* [Work to complete]:
Every entry needs to be reproduced exactly.

* [Collection entries]:
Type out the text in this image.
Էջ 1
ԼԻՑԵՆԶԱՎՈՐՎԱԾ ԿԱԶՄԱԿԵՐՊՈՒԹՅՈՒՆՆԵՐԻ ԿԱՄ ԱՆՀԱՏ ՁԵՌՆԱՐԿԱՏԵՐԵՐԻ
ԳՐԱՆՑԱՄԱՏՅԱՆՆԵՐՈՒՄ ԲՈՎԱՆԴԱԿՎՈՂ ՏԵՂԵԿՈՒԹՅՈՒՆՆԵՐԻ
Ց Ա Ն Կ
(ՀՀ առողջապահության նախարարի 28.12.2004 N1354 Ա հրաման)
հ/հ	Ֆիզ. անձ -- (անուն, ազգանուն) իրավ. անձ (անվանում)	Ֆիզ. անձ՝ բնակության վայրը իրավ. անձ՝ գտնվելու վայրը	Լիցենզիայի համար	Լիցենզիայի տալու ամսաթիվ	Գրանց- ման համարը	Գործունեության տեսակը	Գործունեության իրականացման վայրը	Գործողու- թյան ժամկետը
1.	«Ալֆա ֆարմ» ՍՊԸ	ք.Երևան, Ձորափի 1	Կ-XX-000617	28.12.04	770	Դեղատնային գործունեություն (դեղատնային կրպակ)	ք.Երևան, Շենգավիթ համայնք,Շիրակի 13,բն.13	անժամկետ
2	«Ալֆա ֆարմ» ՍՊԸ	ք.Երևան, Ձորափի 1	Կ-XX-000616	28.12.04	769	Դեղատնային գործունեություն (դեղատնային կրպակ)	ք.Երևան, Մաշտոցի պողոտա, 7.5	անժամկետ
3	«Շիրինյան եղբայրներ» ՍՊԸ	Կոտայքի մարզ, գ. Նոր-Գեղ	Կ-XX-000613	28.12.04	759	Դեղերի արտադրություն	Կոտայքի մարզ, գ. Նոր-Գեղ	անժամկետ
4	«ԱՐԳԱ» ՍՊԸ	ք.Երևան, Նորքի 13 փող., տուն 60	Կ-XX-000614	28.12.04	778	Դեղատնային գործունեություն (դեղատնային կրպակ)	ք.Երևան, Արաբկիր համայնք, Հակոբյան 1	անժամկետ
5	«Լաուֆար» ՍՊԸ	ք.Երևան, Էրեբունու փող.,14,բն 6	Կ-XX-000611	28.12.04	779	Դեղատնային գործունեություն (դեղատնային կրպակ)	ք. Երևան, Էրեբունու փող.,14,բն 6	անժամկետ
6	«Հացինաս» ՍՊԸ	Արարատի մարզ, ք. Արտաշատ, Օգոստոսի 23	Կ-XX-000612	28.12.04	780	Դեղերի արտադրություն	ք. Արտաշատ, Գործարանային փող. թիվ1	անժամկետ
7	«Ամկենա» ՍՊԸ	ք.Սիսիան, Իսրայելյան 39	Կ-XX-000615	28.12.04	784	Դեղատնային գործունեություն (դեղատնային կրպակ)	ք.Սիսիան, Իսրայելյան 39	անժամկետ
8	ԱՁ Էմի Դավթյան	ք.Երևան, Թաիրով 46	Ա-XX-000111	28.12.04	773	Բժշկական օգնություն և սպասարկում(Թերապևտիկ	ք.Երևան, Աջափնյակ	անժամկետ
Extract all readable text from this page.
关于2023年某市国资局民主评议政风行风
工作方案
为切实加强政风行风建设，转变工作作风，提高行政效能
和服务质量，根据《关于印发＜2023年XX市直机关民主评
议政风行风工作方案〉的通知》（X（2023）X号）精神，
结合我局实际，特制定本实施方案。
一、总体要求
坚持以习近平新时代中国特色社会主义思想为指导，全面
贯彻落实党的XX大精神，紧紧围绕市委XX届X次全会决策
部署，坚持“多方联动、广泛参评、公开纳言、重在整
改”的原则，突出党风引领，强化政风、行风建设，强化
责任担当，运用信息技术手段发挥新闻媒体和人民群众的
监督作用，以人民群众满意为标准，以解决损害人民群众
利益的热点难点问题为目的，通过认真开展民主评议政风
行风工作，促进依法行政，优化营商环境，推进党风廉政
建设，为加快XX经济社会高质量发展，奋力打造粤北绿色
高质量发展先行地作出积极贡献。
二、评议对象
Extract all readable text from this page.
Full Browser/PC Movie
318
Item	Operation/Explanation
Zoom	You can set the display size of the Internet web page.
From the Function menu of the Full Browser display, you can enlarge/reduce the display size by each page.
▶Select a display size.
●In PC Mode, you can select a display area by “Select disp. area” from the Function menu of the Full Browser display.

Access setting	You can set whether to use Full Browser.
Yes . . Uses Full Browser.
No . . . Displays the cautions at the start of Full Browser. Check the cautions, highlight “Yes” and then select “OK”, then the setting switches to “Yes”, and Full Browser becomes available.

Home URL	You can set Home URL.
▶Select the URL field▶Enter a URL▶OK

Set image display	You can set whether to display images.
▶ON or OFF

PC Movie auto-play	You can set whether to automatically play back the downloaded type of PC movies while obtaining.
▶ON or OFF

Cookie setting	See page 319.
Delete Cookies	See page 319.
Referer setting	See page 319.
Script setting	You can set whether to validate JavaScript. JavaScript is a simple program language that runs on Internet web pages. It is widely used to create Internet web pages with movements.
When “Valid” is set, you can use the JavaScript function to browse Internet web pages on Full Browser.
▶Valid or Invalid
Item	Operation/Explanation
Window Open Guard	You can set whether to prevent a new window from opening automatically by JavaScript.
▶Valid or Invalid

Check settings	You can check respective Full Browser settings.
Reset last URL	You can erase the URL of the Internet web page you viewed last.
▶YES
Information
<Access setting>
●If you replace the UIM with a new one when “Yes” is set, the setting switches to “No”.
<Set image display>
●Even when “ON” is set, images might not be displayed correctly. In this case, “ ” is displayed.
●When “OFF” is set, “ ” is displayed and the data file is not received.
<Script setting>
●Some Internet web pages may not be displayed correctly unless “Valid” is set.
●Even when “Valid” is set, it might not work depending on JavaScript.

* [The reply]:
Type out the text in this image.
Էջ 1
ԼԻՑԵՆԶԱՎՈՐՎԱԾ ԿԱԶՄԱԿԵՐՊՈՒԹՅՈՒՆՆԵՐԻ ԿԱՄ ԱՆՀԱՏ ՁԵՌՆԱՐԿԱՏԵՐԵՐԻ
ԳՐԱՆՑԱՄԱՏՅԱՆՆԵՐՈՒՄ ԲՈՎԱՆԴԱԿՎՈՂ ՏԵՂԵԿՈՒԹՅՈՒՆՆԵՐԻ
Ց Ա Ն Կ
(ՀՀ առողջապահության նախարարի 28.12.2004 N1354 Ա հրաման)
հ/հ	Ֆիզ. անձ -- (անուն, ազգանուն) իրավ. անձ (անվանում)	Ֆիզ. անձ՝ բնակության վայրը իրավ. անձ՝ գտնվելու վայրը	Լիցենզիայի համար	Լիցենզիայի տալու ամսաթիվ	Գրանց- ման համարը	Գործունեության տեսակը	Գործունեության իրականացման վայրը	Գործողու- թյան ժամկետը
1.	«Ալֆա ֆարմ» ՍՊԸ	ք.Երևան, Ձորափի 1	Կ-XX-000617	28.12.04	770	Դեղատնային գործունեություն (դեղատնային կրպակ)	ք.Երևան, Շենգավիթ համայնք,Շիրակի 13,բն.13	անժամկետ
2	«Ալֆա ֆարմ» ՍՊԸ	ք.Երևան, Ձորափի 1	Կ-XX-000616	28.12.04	769	Դեղատնային գործունեություն (դեղատնային կրպակ)	ք.Երևան, Մաշտոցի պողոտա, 7.5	անժամկետ
3	«Շիրինյան եղբայրներ» ՍՊԸ	Կոտայքի մարզ, գ. Նոր-Գեղ	Կ-XX-000613	28.12.04	759	Դեղերի արտադրություն	Կոտայքի մարզ, գ. Նոր-Գեղ	անժամկետ
4	«ԱՐԳԱ» ՍՊԸ	ք.Երևան, Նորքի 13 փող., տուն 60	Կ-XX-000614	28.12.04	778	Դեղատնային գործունեություն (դեղատնային կրպակ)	ք.Երևան, Արաբկիր համայնք, Հակոբյան 1	անժամկետ
5	«Լաուֆար» ՍՊԸ	ք.Երևան, Էրեբունու փող.,14,բն 6	Կ-XX-000611	28.12.04	779	Դեղատնային գործունեություն (դեղատնային կրպակ)	ք. Երևան, Էրեբունու փող.,14,բն 6	անժամկետ
6	«Հացինաս» ՍՊԸ	Արարատի մարզ, ք. Արտաշատ, Օգոստոսի 23	Կ-XX-000612	28.12.04	780	Դեղերի արտադրություն	ք. Արտաշատ, Գործարանային փող. թիվ1	անժամկետ
7	«Ամկենա» ՍՊԸ	ք.Սիսիան, Իսրայելյան 39	Կ-XX-000615	28.12.04	784	Դեղատնային գործունեություն (դեղատնային կրպակ)	ք.Սիսիան, Իսրայելյան 39	անժամկետ
8	ԱՁ Էմի Դավթյան	ք.Երևան, Թաիրով 46	Ա-XX-000111	28.12.04	773	Բժշկական օգնություն և սպասարկում(Թերապևտիկ	ք.Երևան, Աջափնյակ	անժամկետ
Extract all readable text from this page.
关于2023年某市国资局民主评议政风行风
工作方案
为切实加强政风行风建设，转变工作作风，提高行政效能
和服务质量，根据《关于印发＜2023年XX市直机关民主评
议政风行风工作方案〉的通知》（X（2023）X号）精神，
结合我局实际，特制定本实施方案。
一、总体要求
坚持以习近平新时代中国特色社会主义思想为指导，全面
贯彻落实党的XX大精神，紧紧围绕市委XX届X次全会决策
部署，坚持“多方联动、广泛参评、公开纳言、重在整
改”的原则，突出党风引领，强化政风、行风建设，强化
责任担当，运用信息技术手段发挥新闻媒体和人民群众的
监督作用，以人民群众满意为标准，以解决损害人民群众
利益的热点难点问题为目的，通过认真开展民主评议政风
行风工作，促进依法行政，优化营商环境，推进党风廉政
建设，为加快XX经济社会高质量发展，奋力打造粤北绿色
高质量发展先行地作出积极贡献。
二、评议对象
Extract all readable text from this page.
Full Browser/PC Movie
318
Item	Operation/Explanation
Zoom	You can set the display size of the Internet web page.
From the Function menu of the Full Browser display, you can enlarge/reduce the display size by each page.
▶Select a display size.
●In PC Mode, you can select a display area by “Select disp. area” from the Function menu of the Full Browser display.

Access setting	You can set whether to use Full Browser.
Yes . . Uses Full Browser.
No . . . Displays the cautions at the start of Full Browser. Check the cautions, highlight “Yes” and then select “OK”, then the setting switches to “Yes”, and Full Browser becomes available.

Home URL	You can set Home URL.
▶Select the URL field▶Enter a URL▶OK

Set image display	You can set whether to display images.
▶ON or OFF

PC Movie auto-play	You can set whether to automatically play back the downloaded type of PC movies while obtaining.
▶ON or OFF

Cookie setting	See page 319.
Delete Cookies	See page 319.
Referer setting	See page 319.
Script setting	You can set whether to validate JavaScript. JavaScript is a simple program language that runs on Internet web pages. It is widely used to create Internet web pages with movements.
When “Valid” is set, you can use the JavaScript function to browse Internet web pages on Full Browser.
▶Valid or Invalid
Item	Operation/Explanation
Window Open Guard	You can set whether to prevent a new window from opening automatically by JavaScript.
▶Valid or Invalid

Check settings	You can check respective Full Browser settings.
Reset last URL	You can erase the URL of the Internet web page you viewed last.
▶YES
Information
<Access setting>
●If you replace the UIM with a new one when “Yes” is set, the setting switches to “No”.
<Set image display>
●Even when “ON” is set, images might not be displayed correctly. In this case, “ ” is displayed.
●When “OFF” is set, “ ” is displayed and the data file is not received.
<Script setting>
●Some Internet web pages may not be displayed correctly unless “Valid” is set.
●Even when “Valid” is set, it might not work depending on JavaScript.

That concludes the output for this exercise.